[START OF Raw data]

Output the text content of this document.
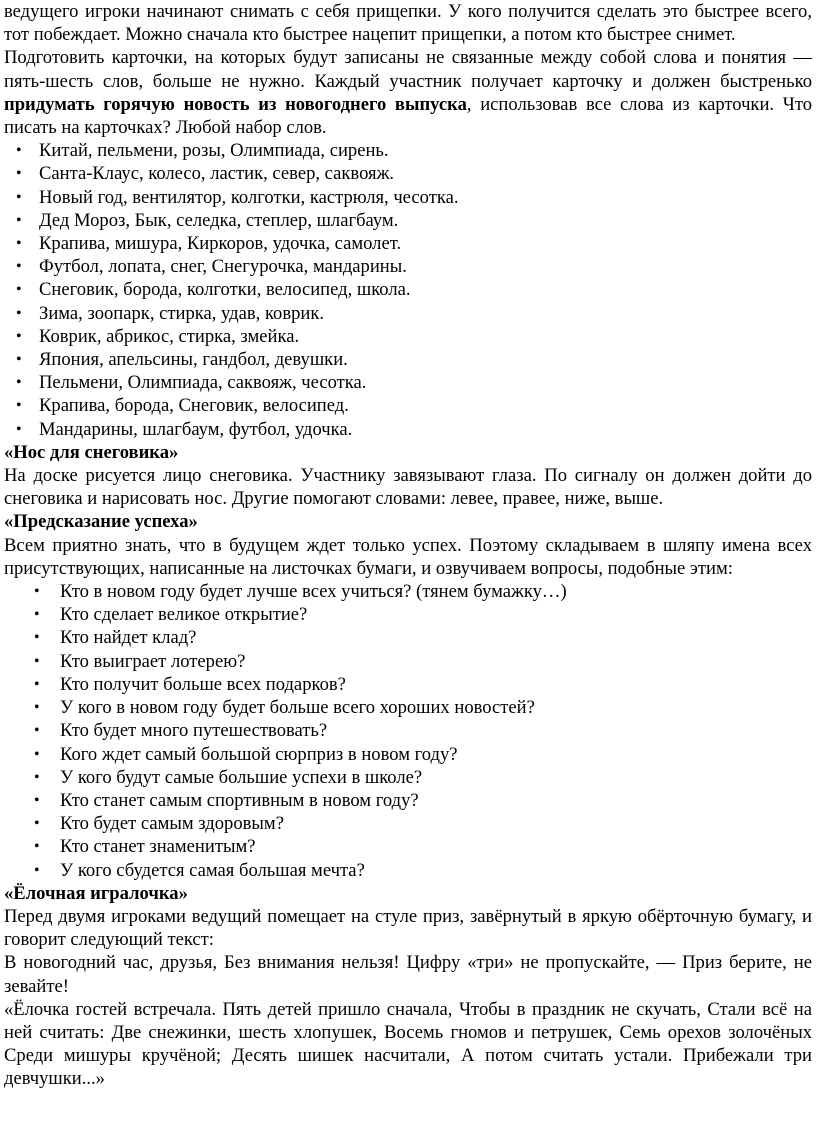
ведущего игроки начинают снимать с себя прищепки. У кого получится сделать это быстрее всего, тот побеждает. Можно сначала кто быстрее нацепит прищепки, а потом кто быстрее снимет.

Подготовить карточки, на которых будут записаны не связанные между собой слова и понятия — пять-шесть слов, больше не нужно. Каждый участник получает карточку и должен быстренько придумать горячую новость из новогоднего выпуска, использовав все слова из карточки. Что писать на карточках? Любой набор слов.

• Китай, пельмени, розы, Олимпиада, сирень.
• Санта-Клаус, колесо, ластик, север, саквояж.
• Новый год, вентилятор, колготки, кастрюля, чесотка.
• Дед Мороз, Бык, селедка, степлер, шлагбаум.
• Крапива, мишура, Киркоров, удочка, самолет.
• Футбол, лопата, снег, Снегурочка, мандарины.
• Снеговик, борода, колготки, велосипед, школа.
• Зима, зоопарк, стирка, удав, коврик.
• Коврик, абрикос, стирка, змейка.
• Япония, апельсины, гандбол, девушки.
• Пельмени, Олимпиада, саквояж, чесотка.
• Крапива, борода, Снеговик, велосипед.
• Мандарины, шлагбаум, футбол, удочка.

«Нос для снеговика»

На доске рисуется лицо снеговика. Участнику завязывают глаза. По сигналу он должен дойти до снеговика и нарисовать нос. Другие помогают словами: левее, правее, ниже, выше.

«Предсказание успеха»

Всем приятно знать, что в будущем ждет только успех. Поэтому складываем в шляпу имена всех присутствующих, написанные на листочках бумаги, и озвучиваем вопросы, подобные этим:

• Кто в новом году будет лучше всех учиться? (тянем бумажку…)
• Кто сделает великое открытие?
• Кто найдет клад?
• Кто выиграет лотерею?
• Кто получит больше всех подарков?
• У кого в новом году будет больше всего хороших новостей?
• Кто будет много путешествовать?
• Кого ждет самый большой сюрприз в новом году?
• У кого будут самые большие успехи в школе?
• Кто станет самым спортивным в новом году?
• Кто будет самым здоровым?
• Кто станет знаменитым?
• У кого сбудется самая большая мечта?

«Ёлочная игралочка»

Перед двумя игроками ведущий помещает на стуле приз, завёрнутый в яркую обёрточную бумагу, и говорит следующий текст:

В новогодний час, друзья, Без внимания нельзя! Цифру «три» не пропускайте, — Приз берите, не зевайте!

«Ёлочка гостей встречала. Пять детей пришло сначала, Чтобы в праздник не скучать, Стали всё на ней считать: Две снежинки, шесть хлопушек, Восемь гномов и петрушек, Семь орехов золочёных Среди мишуры кручёной; Десять шишек насчитали, А потом считать устали. Прибежали три девчушки...»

[END OF Raw data]

*Aim of the task*:
Exactly as written, return every line of the listing, but not the pictures.

*Answer to the exercise*:
Output the text content of this document.
ведущего игроки начинают снимать с себя прищепки. У кого получится сделать это быстрее всего, тот побеждает. Можно сначала кто быстрее нацепит прищепки, а потом кто быстрее снимет.

Подготовить карточки, на которых будут записаны не связанные между собой слова и понятия — пять-шесть слов, больше не нужно. Каждый участник получает карточку и должен быстренько придумать горячую новость из новогоднего выпуска, использовав все слова из карточки. Что писать на карточках? Любой набор слов.

• Китай, пельмени, розы, Олимпиада, сирень.
• Санта-Клаус, колесо, ластик, север, саквояж.
• Новый год, вентилятор, колготки, кастрюля, чесотка.
• Дед Мороз, Бык, селедка, степлер, шлагбаум.
• Крапива, мишура, Киркоров, удочка, самолет.
• Футбол, лопата, снег, Снегурочка, мандарины.
• Снеговик, борода, колготки, велосипед, школа.
• Зима, зоопарк, стирка, удав, коврик.
• Коврик, абрикос, стирка, змейка.
• Япония, апельсины, гандбол, девушки.
• Пельмени, Олимпиада, саквояж, чесотка.
• Крапива, борода, Снеговик, велосипед.
• Мандарины, шлагбаум, футбол, удочка.

«Нос для снеговика»

На доске рисуется лицо снеговика. Участнику завязывают глаза. По сигналу он должен дойти до снеговика и нарисовать нос. Другие помогают словами: левее, правее, ниже, выше.

«Предсказание успеха»

Всем приятно знать, что в будущем ждет только успех. Поэтому складываем в шляпу имена всех присутствующих, написанные на листочках бумаги, и озвучиваем вопросы, подобные этим:

• Кто в новом году будет лучше всех учиться? (тянем бумажку…)
• Кто сделает великое открытие?
• Кто найдет клад?
• Кто выиграет лотерею?
• Кто получит больше всех подарков?
• У кого в новом году будет больше всего хороших новостей?
• Кто будет много путешествовать?
• Кого ждет самый большой сюрприз в новом году?
• У кого будут самые большие успехи в школе?
• Кто станет самым спортивным в новом году?
• Кто будет самым здоровым?
• Кто станет знаменитым?
• У кого сбудется самая большая мечта?

«Ёлочная игралочка»

Перед двумя игроками ведущий помещает на стуле приз, завёрнутый в яркую обёрточную бумагу, и говорит следующий текст:

В новогодний час, друзья, Без внимания нельзя! Цифру «три» не пропускайте, — Приз берите, не зевайте!

«Ёлочка гостей встречала. Пять детей пришло сначала, Чтобы в праздник не скучать, Стали всё на ней считать: Две снежинки, шесть хлопушек, Восемь гномов и петрушек, Семь орехов золочёных Среди мишуры кручёной; Десять шишек насчитали, А потом считать устали. Прибежали три девчушки...»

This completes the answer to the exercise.